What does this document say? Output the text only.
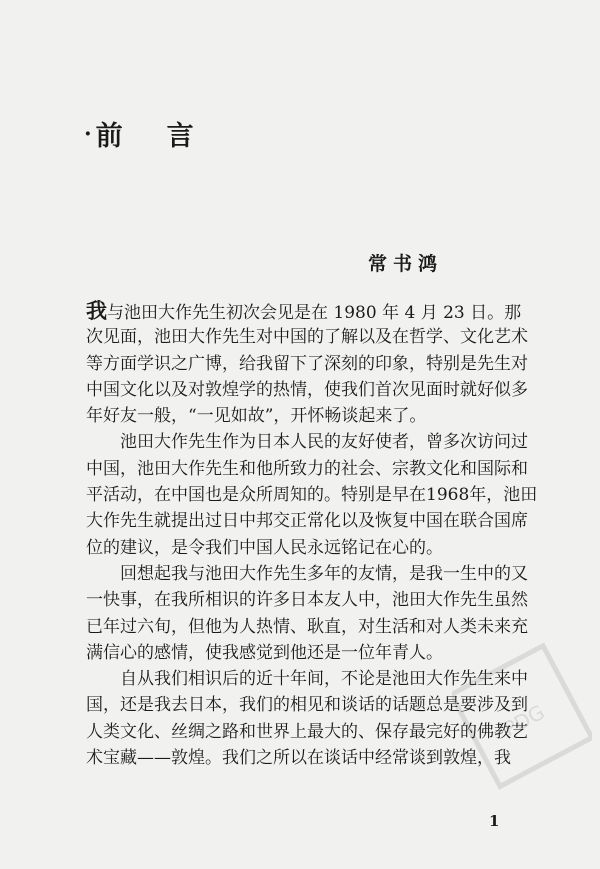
· 前 言
常书鸿
我与池田大作先生初次会见是在 1980 年 4 月 23 日。那
次见面，池田大作先生对中国的了解以及在哲学、文化艺术
等方面学识之广博，给我留下了深刻的印象，特别是先生对
中国文化以及对敦煌学的热情，使我们首次见面时就好似多
年好友一般，“一见如故”，开怀畅谈起来了。
池田大作先生作为日本人民的友好使者，曾多次访问过
中国，池田大作先生和他所致力的社会、宗教文化和国际和
平活动，在中国也是众所周知的。特别是早在1968年，池田
大作先生就提出过日中邦交正常化以及恢复中国在联合国席
位的建议，是令我们中国人民永远铭记在心的。
回想起我与池田大作先生多年的友情，是我一生中的又
一快事，在我所相识的许多日本友人中，池田大作先生虽然
已年过六旬，但他为人热情、耿直，对生活和对人类未来充
满信心的感情，使我感觉到他还是一位年青人。
自从我们相识后的近十年间，不论是池田大作先生来中
国，还是我去日本，我们的相见和谈话的话题总是要涉及到
人类文化、丝绸之路和世界上最大的、保存最完好的佛教艺
术宝藏——敦煌。我们之所以在谈话中经常谈到敦煌，我
PDG
1
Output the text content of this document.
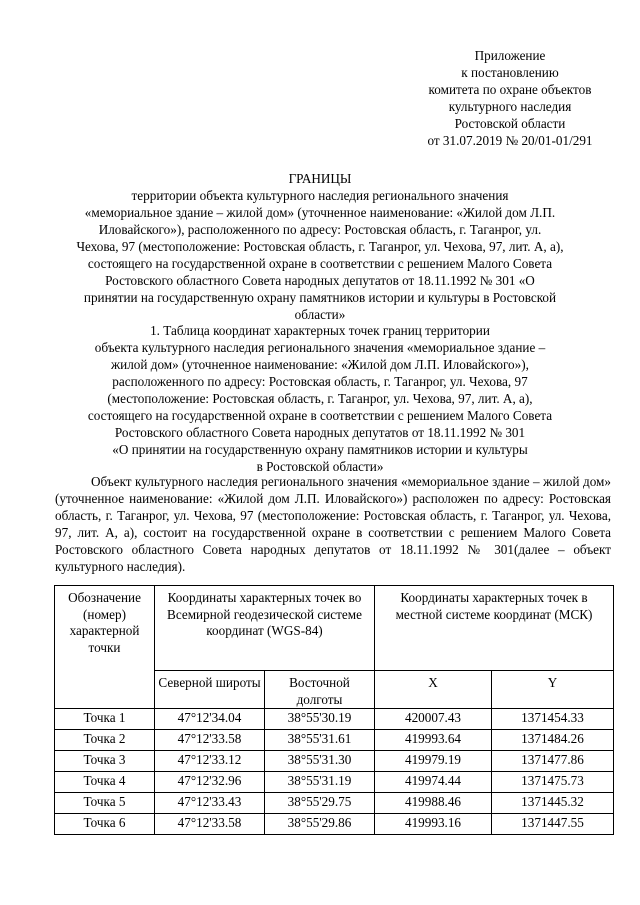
Приложение
к постановлению
комитета по охране объектов
культурного наследия
Ростовской области
от 31.07.2019 № 20/01-01/291
ГРАНИЦЫ
территории объекта культурного наследия регионального значения
«мемориальное здание – жилой дом» (уточненное наименование: «Жилой дом Л.П.
Иловайского»), расположенного по адресу: Ростовская область, г. Таганрог, ул.
Чехова, 97 (местоположение: Ростовская область, г. Таганрог, ул. Чехова, 97, лит. А, а),
состоящего на государственной охране в соответствии с решением Малого Совета
Ростовского областного Совета народных депутатов от 18.11.1992 № 301 «О
принятии на государственную охрану памятников истории и культуры в Ростовской
области»
1. Таблица координат характерных точек границ территории
объекта культурного наследия регионального значения «мемориальное здание –
жилой дом» (уточненное наименование: «Жилой дом Л.П. Иловайского»),
расположенного по адресу: Ростовская область, г. Таганрог, ул. Чехова, 97
(местоположение: Ростовская область, г. Таганрог, ул. Чехова, 97, лит. А, а),
состоящего на государственной охране в соответствии с решением Малого Совета
Ростовского областного Совета народных депутатов от 18.11.1992 № 301
«О принятии на государственную охрану памятников истории и культуры
в Ростовской области»
Объект культурного наследия регионального значения «мемориальное здание – жилой дом» (уточненное наименование: «Жилой дом Л.П. Иловайского») расположен по адресу: Ростовская область, г. Таганрог, ул. Чехова, 97 (местоположение: Ростовская область, г. Таганрог, ул. Чехова, 97, лит. А, а), состоит на государственной охране в соответствии с решением Малого Совета Ростовского областного Совета народных депутатов от 18.11.1992 № 301(далее – объект культурного наследия).
Обозначение (номер) характерной точки	Координаты характерных точек во Всемирной геодезической системе координат (WGS-84)		Координаты характерных точек в местной системе координат (МСК)	
	Северной широты	Восточной долготы	X	Y
Точка 1	47°12'34.04	38°55'30.19	420007.43	1371454.33
Точка 2	47°12'33.58	38°55'31.61	419993.64	1371484.26
Точка 3	47°12'33.12	38°55'31.30	419979.19	1371477.86
Точка 4	47°12'32.96	38°55'31.19	419974.44	1371475.73
Точка 5	47°12'33.43	38°55'29.75	419988.46	1371445.32
Точка 6	47°12'33.58	38°55'29.86	419993.16	1371447.55
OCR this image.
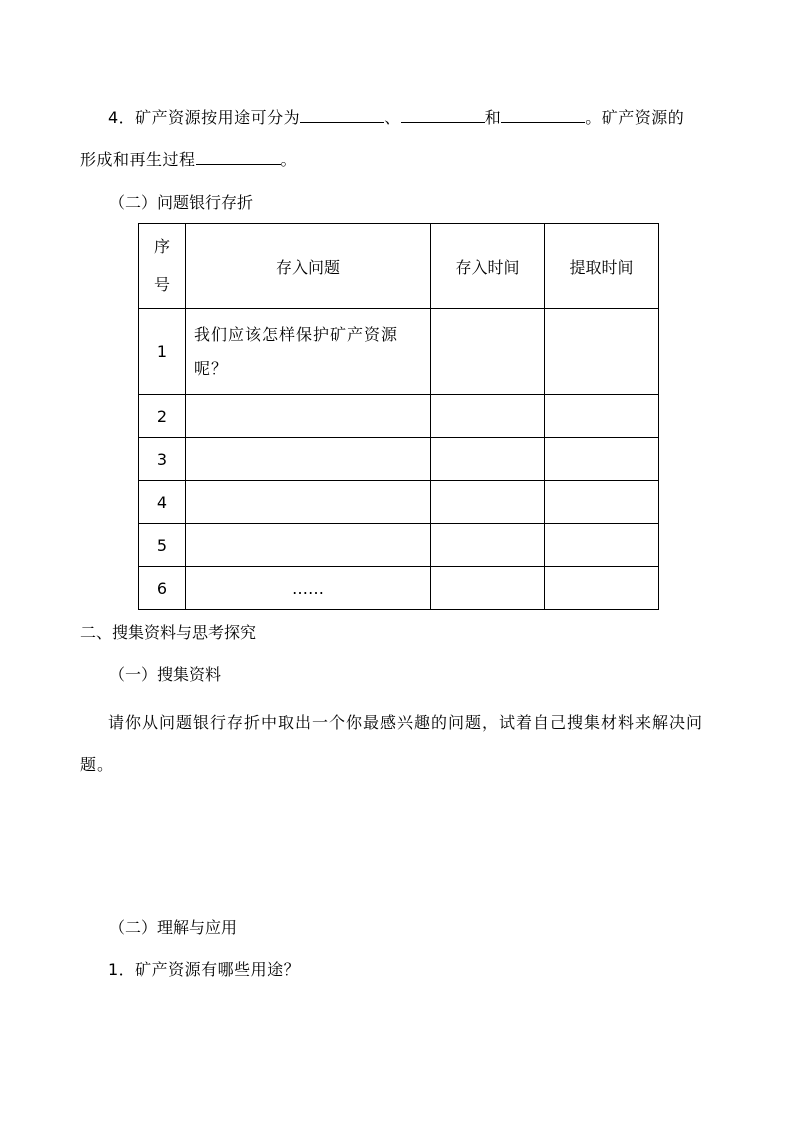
4．矿产资源按用途可分为	、	和	。矿产资源的
形成和再生过程	。
（二）问题银行存折
序
号	存入问题	存入时间	提取时间
1	我们应该怎样保护矿产资源呢？		
2			
3			
4			
5			
6	……		
二、搜集资料与思考探究
（一）搜集资料
请你从问题银行存折中取出一个你最感兴趣的问题，试着自己搜集材料来解决问题。
（二）理解与应用
1．矿产资源有哪些用途？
________
> _DIRECTIONS FOR THIS TASK_
Pictures are not part of the copy. Extract exactly the lines from the line containing "OCR this image." through the final line of the entries above, both included.

> _SOLVED PROBLEM_
OCR this image.
4．矿产资源按用途可分为	、	和	。矿产资源的
形成和再生过程	。
（二）问题银行存折
序
号	存入问题	存入时间	提取时间
1	我们应该怎样保护矿产资源呢？		
2			
3			
4			
5			
6	……		
二、搜集资料与思考探究
（一）搜集资料
请你从问题银行存折中取出一个你最感兴趣的问题，试着自己搜集材料来解决问题。
（二）理解与应用
1．矿产资源有哪些用途？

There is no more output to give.